» Data records:
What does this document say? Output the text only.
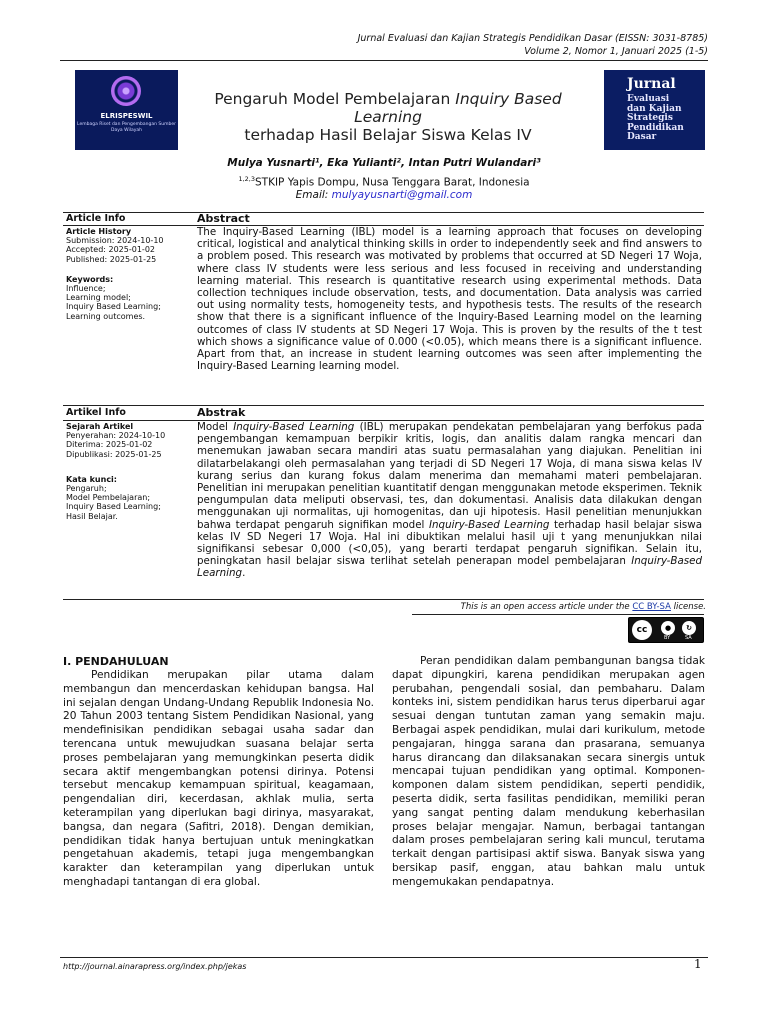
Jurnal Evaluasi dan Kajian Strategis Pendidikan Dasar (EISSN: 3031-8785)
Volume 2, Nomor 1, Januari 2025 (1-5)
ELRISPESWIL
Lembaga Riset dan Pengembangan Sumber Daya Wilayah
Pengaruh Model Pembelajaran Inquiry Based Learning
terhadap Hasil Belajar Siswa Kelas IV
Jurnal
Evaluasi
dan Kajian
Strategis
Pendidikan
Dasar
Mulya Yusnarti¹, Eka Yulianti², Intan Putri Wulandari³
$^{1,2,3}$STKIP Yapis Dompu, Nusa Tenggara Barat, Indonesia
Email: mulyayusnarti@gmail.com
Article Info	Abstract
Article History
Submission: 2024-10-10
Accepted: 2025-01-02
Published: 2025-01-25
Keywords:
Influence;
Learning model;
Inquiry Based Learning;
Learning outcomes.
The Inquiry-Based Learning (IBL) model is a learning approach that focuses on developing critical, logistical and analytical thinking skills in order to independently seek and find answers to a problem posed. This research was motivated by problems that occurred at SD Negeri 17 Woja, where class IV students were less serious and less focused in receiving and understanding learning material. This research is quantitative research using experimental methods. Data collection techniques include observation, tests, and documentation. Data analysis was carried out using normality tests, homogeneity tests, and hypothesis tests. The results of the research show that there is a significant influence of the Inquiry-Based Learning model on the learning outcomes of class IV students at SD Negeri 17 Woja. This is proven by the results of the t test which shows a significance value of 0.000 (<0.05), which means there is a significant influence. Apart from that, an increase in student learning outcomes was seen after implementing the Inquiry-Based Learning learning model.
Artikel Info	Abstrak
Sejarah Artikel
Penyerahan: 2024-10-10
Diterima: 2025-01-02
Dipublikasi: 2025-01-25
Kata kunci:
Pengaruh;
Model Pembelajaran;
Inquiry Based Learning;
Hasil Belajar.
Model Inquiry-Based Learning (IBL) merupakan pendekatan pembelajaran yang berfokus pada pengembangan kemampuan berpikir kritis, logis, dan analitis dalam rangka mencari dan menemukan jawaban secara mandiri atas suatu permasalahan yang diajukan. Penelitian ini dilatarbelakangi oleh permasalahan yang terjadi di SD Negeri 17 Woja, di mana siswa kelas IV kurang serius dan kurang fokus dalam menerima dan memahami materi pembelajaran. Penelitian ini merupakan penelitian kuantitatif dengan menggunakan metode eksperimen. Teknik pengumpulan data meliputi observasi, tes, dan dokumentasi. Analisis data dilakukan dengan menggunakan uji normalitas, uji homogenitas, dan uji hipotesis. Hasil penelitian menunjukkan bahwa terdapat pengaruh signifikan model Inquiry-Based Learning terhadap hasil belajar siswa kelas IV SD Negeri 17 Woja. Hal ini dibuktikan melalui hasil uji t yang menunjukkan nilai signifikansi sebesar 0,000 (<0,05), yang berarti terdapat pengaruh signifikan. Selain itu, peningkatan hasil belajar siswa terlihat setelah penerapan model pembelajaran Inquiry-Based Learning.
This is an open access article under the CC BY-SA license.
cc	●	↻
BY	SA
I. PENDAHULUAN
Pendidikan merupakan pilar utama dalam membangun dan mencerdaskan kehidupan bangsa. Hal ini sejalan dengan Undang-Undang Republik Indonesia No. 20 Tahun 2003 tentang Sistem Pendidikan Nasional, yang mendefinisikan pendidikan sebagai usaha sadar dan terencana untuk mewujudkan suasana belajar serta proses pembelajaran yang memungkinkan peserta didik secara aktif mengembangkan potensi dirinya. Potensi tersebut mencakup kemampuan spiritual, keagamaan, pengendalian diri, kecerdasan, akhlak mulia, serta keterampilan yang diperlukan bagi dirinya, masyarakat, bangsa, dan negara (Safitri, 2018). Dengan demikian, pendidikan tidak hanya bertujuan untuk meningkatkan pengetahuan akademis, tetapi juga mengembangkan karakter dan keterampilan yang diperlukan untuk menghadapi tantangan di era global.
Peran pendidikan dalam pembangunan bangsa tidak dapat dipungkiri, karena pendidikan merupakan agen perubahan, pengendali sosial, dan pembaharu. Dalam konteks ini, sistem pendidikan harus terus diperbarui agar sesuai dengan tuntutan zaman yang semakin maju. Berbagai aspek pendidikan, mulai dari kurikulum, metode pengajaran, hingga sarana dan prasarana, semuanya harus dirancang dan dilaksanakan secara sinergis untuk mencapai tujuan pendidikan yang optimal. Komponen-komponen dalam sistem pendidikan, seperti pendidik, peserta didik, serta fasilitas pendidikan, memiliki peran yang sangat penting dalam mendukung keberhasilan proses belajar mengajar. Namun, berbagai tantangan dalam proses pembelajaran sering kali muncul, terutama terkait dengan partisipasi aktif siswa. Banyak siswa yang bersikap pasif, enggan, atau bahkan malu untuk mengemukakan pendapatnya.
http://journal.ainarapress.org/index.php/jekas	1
* * *
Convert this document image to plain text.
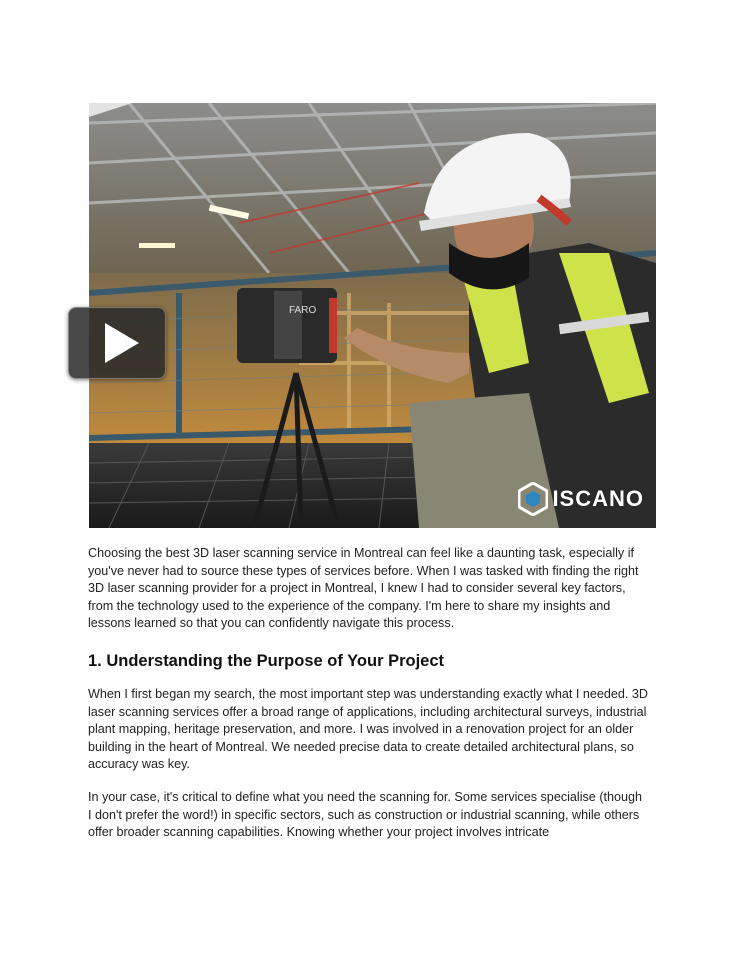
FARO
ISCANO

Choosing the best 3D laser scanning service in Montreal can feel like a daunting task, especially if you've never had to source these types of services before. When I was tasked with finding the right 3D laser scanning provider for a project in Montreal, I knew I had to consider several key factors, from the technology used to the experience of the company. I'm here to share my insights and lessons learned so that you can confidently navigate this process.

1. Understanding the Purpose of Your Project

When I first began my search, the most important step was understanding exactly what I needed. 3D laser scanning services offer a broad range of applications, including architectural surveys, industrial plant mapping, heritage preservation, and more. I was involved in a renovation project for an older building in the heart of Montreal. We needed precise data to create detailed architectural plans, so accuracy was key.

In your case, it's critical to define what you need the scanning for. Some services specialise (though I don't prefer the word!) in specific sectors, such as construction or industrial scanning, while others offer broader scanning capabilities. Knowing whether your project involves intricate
--
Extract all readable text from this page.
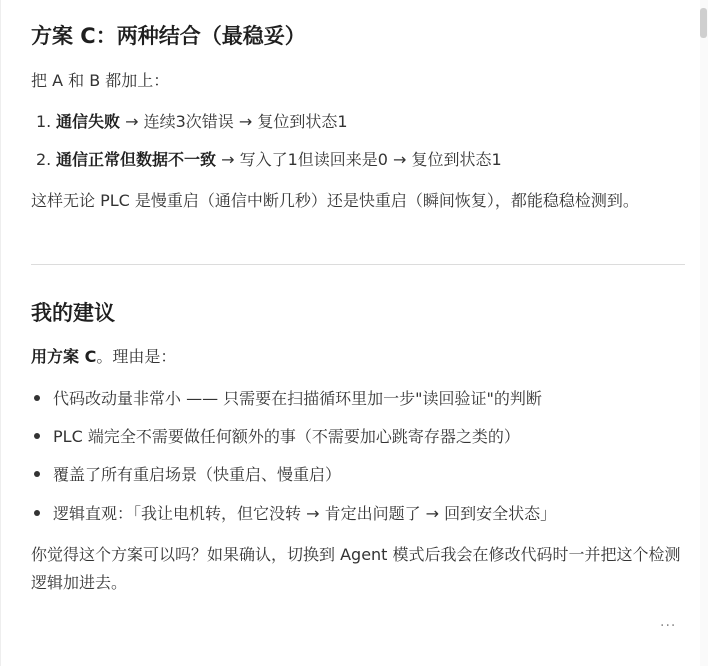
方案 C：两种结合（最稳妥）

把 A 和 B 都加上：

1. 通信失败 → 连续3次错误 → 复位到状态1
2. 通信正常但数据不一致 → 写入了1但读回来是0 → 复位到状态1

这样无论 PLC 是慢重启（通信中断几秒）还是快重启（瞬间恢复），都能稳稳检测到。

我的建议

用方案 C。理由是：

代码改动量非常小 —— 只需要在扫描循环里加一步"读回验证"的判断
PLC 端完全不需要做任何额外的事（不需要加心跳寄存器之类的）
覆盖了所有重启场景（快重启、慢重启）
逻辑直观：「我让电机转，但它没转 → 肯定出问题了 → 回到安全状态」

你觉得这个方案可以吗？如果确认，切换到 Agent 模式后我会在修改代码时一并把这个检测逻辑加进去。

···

» Exercise directions:
Where a line above contains the word "Kajian", copy that line.

» The reply:
Jurnal Evaluasi dan Kajian Strategis Pendidikan Dasar (EISSN: 3031-8785)
dan Kajian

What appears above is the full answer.